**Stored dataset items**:

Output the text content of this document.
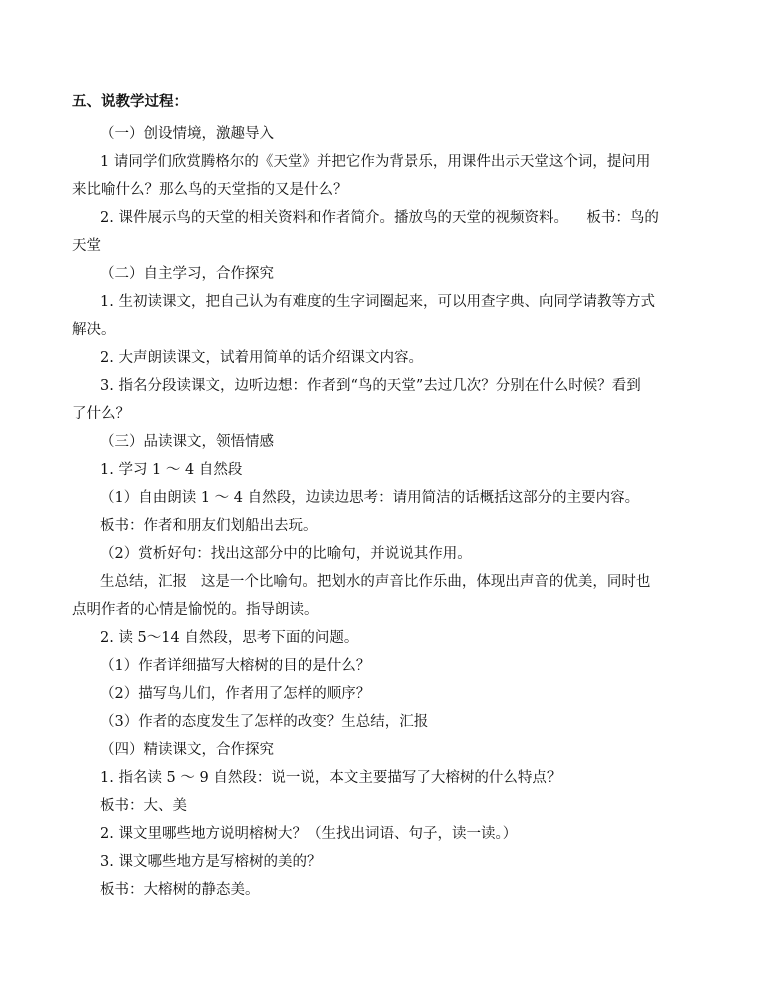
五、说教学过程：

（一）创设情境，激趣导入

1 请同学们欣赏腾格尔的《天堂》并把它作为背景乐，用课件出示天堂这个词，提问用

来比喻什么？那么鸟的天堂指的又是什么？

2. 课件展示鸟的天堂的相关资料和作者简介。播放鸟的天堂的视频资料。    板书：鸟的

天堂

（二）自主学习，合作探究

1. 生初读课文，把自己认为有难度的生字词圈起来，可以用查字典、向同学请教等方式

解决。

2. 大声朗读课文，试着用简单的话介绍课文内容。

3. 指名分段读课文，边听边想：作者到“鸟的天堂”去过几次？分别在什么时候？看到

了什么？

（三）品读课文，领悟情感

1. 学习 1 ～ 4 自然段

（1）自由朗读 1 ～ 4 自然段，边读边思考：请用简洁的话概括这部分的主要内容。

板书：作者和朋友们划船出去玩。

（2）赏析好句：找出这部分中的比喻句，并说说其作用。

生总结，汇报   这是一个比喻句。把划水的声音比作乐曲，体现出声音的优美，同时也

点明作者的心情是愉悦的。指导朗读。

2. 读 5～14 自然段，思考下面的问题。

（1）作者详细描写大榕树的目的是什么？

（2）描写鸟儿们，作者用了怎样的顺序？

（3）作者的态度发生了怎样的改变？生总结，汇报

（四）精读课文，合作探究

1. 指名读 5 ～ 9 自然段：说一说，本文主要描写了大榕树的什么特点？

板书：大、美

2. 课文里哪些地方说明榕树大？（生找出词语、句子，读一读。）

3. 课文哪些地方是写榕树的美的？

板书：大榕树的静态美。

---

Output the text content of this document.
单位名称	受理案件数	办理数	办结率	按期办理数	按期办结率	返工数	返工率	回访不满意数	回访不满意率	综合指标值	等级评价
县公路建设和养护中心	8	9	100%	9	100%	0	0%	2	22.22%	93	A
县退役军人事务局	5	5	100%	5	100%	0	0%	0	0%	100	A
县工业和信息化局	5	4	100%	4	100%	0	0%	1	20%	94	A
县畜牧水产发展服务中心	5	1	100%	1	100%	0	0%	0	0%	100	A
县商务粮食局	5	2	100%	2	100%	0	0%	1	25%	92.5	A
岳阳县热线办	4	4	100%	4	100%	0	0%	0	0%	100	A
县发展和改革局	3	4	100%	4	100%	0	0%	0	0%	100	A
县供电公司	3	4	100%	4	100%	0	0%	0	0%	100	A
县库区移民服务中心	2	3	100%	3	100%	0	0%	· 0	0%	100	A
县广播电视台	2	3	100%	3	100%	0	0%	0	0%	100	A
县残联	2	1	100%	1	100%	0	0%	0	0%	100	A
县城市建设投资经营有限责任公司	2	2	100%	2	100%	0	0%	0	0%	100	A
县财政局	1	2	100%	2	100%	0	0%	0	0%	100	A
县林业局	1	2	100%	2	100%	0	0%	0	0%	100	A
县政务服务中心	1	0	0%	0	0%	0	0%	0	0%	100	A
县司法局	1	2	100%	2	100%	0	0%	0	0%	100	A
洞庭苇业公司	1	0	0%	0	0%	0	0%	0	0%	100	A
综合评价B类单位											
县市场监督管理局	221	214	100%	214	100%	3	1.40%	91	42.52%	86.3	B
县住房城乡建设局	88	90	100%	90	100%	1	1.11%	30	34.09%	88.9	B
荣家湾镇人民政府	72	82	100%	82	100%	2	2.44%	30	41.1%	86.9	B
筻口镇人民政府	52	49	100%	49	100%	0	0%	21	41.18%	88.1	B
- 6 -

* * *

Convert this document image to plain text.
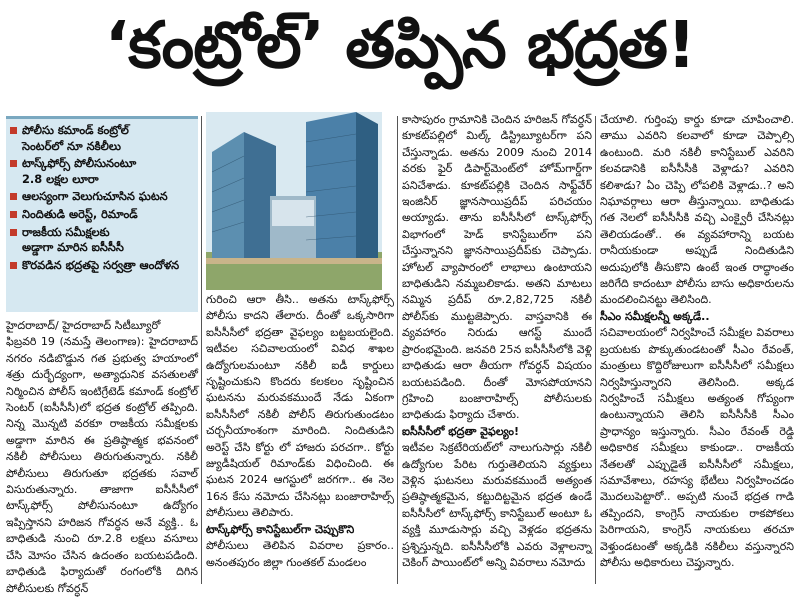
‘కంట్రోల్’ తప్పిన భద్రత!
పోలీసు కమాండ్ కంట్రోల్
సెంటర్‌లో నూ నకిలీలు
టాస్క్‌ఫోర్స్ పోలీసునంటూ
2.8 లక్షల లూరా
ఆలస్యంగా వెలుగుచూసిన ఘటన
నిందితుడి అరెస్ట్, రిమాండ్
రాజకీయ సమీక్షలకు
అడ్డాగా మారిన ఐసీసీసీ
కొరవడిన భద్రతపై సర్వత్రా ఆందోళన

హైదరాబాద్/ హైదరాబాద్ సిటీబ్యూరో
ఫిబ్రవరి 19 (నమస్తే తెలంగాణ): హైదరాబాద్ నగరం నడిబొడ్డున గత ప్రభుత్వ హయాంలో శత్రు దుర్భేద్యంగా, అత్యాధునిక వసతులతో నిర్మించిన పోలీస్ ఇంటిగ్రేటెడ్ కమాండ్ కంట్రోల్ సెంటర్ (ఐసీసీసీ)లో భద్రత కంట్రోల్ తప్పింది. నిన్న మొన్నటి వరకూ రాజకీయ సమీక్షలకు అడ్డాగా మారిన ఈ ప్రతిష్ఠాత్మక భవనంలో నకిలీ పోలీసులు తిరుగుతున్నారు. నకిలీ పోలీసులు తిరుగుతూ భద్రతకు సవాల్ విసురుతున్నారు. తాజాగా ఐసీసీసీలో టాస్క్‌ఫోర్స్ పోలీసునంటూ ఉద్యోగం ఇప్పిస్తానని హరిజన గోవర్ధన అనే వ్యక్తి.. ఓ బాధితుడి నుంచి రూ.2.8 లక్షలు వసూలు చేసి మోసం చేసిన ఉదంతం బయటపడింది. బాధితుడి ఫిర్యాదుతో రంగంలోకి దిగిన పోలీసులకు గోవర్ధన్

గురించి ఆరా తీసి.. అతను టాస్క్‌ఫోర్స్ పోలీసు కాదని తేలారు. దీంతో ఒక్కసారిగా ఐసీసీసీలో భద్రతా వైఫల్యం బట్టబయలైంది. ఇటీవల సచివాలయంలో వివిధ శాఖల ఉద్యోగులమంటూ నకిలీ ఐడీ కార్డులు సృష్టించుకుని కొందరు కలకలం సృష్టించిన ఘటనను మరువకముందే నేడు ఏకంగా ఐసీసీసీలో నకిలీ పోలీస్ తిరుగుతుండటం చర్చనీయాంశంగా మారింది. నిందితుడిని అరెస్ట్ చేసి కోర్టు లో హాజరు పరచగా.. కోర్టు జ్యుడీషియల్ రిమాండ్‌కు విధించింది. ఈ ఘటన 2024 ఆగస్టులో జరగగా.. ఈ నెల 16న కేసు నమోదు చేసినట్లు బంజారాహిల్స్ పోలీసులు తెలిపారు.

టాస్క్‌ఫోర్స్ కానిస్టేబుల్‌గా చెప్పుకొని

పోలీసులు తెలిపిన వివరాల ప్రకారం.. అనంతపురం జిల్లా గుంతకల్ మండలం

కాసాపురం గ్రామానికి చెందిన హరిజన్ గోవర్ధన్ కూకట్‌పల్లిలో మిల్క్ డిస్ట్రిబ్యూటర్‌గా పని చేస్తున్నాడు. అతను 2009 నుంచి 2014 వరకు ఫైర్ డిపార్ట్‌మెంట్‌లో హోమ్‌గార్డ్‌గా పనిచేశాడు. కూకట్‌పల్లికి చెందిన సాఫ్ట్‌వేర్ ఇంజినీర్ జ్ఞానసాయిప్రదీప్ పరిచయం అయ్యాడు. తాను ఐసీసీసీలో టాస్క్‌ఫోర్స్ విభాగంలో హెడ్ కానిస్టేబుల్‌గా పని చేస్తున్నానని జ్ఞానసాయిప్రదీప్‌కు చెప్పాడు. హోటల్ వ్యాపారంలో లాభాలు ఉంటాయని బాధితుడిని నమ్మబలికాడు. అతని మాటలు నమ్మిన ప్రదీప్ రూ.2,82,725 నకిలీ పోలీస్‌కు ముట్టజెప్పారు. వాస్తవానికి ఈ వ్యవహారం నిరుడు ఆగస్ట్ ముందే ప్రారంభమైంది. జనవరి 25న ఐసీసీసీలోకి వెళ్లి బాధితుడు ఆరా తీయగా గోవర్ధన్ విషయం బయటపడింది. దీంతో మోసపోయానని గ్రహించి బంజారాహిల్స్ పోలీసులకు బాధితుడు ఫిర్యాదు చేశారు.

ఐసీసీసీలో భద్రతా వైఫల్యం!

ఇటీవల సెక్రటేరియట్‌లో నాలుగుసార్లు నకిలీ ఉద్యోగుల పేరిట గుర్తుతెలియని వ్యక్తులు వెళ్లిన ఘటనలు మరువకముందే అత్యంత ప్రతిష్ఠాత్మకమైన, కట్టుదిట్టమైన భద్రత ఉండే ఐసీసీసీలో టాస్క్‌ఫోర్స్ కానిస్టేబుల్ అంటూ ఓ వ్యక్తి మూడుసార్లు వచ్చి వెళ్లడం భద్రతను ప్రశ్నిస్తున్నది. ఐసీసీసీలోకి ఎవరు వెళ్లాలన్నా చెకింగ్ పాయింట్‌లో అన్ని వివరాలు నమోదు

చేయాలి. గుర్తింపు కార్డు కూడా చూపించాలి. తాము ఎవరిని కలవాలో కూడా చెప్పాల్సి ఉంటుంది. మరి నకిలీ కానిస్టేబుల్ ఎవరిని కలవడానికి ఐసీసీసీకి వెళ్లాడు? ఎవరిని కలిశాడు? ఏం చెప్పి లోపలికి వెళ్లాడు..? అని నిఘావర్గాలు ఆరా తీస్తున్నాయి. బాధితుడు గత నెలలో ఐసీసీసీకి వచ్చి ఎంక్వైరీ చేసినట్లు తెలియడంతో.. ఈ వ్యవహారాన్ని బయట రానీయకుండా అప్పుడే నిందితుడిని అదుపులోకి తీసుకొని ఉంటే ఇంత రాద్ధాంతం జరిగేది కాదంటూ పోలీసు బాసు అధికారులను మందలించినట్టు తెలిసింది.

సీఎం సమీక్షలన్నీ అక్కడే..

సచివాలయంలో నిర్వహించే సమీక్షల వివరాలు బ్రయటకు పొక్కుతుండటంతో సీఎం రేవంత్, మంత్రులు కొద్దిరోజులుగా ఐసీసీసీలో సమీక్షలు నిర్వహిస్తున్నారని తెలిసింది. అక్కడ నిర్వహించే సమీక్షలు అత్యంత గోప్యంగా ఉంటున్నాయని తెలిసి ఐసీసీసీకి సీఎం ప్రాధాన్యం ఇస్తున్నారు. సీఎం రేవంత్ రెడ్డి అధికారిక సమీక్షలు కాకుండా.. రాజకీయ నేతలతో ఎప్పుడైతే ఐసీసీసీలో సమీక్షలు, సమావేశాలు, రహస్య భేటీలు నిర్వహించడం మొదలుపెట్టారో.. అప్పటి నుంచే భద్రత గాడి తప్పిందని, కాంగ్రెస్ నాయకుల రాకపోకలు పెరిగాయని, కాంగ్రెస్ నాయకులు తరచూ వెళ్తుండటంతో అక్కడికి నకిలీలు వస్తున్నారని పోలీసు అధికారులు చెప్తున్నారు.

**WHAT IS EXPECTED**:
Using the records given above, list every line that includes the word "బయటపడ".

**PROBLEM SOLUTION**:
ఫిబ్రవరి 19 (నమస్తే తెలంగాణ): హైదరాబాద్ నగరం నడిబొడ్డున గత ప్రభుత్వ హయాంలో శత్రు దుర్భేద్యంగా, అత్యాధునిక వసతులతో నిర్మించిన పోలీస్ ఇంటిగ్రేటెడ్ కమాండ్ కంట్రోల్ సెంటర్ (ఐసీసీసీ)లో భద్రత కంట్రోల్ తప్పింది. నిన్న మొన్నటి వరకూ రాజకీయ సమీక్షలకు అడ్డాగా మారిన ఈ ప్రతిష్ఠాత్మక భవనంలో నకిలీ పోలీసులు తిరుగుతున్నారు. నకిలీ పోలీసులు తిరుగుతూ భద్రతకు సవాల్ విసురుతున్నారు. తాజాగా ఐసీసీసీలో టాస్క్‌ఫోర్స్ పోలీసునంటూ ఉద్యోగం ఇప్పిస్తానని హరిజన గోవర్ధన అనే వ్యక్తి.. ఓ బాధితుడి నుంచి రూ.2.8 లక్షలు వసూలు చేసి మోసం చేసిన ఉదంతం బయటపడింది. బాధితుడి ఫిర్యాదుతో రంగంలోకి దిగిన పోలీసులకు గోవర్ధన్
కాసాపురం గ్రామానికి చెందిన హరిజన్ గోవర్ధన్ కూకట్‌పల్లిలో మిల్క్ డిస్ట్రిబ్యూటర్‌గా పని చేస్తున్నాడు. అతను 2009 నుంచి 2014 వరకు ఫైర్ డిపార్ట్‌మెంట్‌లో హోమ్‌గార్డ్‌గా పనిచేశాడు. కూకట్‌పల్లికి చెందిన సాఫ్ట్‌వేర్ ఇంజినీర్ జ్ఞానసాయిప్రదీప్ పరిచయం అయ్యాడు. తాను ఐసీసీసీలో టాస్క్‌ఫోర్స్ విభాగంలో హెడ్ కానిస్టేబుల్‌గా పని చేస్తున్నానని జ్ఞానసాయిప్రదీప్‌కు చెప్పాడు. హోటల్ వ్యాపారంలో లాభాలు ఉంటాయని బాధితుడిని నమ్మబలికాడు. అతని మాటలు నమ్మిన ప్రదీప్ రూ.2,82,725 నకిలీ పోలీస్‌కు ముట్టజెప్పారు. వాస్తవానికి ఈ వ్యవహారం నిరుడు ఆగస్ట్ ముందే ప్రారంభమైంది. జనవరి 25న ఐసీసీసీలోకి వెళ్లి బాధితుడు ఆరా తీయగా గోవర్ధన్ విషయం బయటపడింది. దీంతో మోసపోయానని గ్రహించి బంజారాహిల్స్ పోలీసులకు బాధితుడు ఫిర్యాదు చేశారు.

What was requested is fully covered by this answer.